◆ **Problem description**
Below is a listing. Gather each line of it that contains "Nexa".

* * * * * * *

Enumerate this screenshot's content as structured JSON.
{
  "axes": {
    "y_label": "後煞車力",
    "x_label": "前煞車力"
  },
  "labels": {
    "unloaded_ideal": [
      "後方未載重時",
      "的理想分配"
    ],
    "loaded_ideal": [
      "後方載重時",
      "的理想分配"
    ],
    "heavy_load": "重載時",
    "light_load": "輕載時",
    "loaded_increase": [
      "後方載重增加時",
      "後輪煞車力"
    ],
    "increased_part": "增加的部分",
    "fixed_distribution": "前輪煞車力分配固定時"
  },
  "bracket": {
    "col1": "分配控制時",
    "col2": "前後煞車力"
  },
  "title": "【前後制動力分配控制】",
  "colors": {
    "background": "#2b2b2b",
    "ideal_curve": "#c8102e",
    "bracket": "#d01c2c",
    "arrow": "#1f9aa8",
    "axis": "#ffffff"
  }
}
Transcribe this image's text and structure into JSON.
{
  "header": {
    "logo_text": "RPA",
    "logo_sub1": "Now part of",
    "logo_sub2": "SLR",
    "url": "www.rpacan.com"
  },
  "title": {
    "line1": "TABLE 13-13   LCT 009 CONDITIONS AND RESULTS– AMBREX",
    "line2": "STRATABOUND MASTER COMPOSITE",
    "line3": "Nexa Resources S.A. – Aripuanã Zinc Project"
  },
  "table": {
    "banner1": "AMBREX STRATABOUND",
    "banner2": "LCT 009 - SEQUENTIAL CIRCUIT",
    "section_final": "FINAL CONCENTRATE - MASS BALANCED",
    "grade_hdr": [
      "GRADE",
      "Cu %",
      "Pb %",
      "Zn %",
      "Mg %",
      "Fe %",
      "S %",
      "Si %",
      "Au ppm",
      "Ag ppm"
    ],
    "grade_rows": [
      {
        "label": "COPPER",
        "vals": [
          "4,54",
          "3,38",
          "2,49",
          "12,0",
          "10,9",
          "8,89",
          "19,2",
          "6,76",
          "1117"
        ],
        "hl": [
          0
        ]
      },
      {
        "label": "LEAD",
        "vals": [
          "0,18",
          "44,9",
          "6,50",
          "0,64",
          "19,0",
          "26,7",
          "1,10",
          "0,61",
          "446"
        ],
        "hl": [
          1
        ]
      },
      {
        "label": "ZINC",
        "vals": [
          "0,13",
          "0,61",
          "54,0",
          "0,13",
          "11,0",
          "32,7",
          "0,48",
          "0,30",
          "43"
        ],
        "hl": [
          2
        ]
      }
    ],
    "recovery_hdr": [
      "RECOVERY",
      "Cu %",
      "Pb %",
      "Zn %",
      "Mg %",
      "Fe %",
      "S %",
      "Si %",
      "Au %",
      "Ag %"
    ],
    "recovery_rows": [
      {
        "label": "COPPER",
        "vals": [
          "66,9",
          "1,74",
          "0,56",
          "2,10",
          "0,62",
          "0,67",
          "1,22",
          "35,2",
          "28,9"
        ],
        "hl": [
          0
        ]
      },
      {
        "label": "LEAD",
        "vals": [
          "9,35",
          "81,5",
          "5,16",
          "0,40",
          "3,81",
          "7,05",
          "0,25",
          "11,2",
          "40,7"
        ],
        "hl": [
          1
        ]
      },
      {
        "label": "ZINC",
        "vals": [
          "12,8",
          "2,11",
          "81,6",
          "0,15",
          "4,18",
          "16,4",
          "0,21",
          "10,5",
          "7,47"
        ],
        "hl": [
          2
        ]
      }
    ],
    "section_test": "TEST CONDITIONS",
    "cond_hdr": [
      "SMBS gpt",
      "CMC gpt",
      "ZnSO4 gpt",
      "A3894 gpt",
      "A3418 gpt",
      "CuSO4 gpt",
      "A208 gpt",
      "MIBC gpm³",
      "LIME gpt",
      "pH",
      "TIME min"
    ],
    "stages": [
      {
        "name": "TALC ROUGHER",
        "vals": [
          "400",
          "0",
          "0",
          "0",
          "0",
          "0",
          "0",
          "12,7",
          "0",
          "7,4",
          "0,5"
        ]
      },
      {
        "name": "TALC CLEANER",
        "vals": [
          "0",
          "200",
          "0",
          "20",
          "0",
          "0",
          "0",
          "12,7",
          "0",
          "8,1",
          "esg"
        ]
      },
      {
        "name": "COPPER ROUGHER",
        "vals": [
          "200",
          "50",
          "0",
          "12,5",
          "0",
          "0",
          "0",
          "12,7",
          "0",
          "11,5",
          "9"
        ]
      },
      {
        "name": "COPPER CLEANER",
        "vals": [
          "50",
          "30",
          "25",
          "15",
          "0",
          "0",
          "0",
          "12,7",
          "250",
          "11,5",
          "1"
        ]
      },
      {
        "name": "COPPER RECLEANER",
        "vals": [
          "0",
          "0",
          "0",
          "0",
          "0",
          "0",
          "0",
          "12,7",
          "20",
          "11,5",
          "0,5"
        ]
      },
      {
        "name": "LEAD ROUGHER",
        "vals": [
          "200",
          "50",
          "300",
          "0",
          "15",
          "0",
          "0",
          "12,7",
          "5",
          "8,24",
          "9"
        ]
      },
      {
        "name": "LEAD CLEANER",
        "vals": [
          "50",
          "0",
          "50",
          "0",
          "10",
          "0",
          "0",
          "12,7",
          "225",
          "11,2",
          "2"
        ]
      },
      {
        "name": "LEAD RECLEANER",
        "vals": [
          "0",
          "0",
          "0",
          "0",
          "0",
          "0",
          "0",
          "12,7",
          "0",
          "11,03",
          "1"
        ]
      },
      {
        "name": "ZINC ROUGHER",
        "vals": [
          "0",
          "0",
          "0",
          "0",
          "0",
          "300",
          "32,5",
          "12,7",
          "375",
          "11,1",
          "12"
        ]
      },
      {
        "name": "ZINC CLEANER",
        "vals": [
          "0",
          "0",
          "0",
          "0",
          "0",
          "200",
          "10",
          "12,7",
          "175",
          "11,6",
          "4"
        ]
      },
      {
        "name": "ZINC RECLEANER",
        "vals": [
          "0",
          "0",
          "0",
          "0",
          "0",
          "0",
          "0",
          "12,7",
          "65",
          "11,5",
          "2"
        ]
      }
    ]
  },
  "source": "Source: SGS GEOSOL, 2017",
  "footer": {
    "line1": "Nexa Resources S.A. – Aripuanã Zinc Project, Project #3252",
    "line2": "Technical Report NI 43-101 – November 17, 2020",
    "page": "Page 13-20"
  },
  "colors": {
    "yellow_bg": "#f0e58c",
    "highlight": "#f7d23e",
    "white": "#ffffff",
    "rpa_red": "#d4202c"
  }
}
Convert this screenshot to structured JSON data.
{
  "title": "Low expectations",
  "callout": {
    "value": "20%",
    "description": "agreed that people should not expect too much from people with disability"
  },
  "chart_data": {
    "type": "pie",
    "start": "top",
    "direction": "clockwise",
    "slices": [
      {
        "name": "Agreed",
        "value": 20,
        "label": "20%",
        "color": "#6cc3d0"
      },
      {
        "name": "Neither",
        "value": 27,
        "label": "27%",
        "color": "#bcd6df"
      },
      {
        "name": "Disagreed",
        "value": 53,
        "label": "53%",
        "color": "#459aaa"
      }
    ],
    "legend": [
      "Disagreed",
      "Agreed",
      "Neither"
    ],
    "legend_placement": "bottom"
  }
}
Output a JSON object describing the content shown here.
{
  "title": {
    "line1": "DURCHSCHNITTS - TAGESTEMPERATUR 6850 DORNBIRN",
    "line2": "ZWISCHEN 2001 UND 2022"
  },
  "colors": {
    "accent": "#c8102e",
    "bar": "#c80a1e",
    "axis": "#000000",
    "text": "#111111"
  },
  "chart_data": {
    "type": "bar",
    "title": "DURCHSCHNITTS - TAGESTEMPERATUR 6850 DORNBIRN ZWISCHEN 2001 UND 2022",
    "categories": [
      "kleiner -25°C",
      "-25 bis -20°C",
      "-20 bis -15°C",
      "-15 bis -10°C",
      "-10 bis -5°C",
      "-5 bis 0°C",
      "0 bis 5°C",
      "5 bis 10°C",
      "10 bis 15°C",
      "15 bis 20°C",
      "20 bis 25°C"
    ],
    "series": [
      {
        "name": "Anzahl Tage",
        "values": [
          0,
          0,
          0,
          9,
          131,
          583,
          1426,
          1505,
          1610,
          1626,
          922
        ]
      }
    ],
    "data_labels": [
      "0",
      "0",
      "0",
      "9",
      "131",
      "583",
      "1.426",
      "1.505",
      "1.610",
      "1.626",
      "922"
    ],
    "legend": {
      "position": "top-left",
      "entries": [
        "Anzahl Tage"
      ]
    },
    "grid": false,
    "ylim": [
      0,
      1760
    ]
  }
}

* * * * * * *

◆ **Expected answer**
    "line3": "Nexa Resources S.A. – Aripuanã Zinc Project"
    "line1": "Nexa Resources S.A. – Aripuanã Zinc Project, Project #3252",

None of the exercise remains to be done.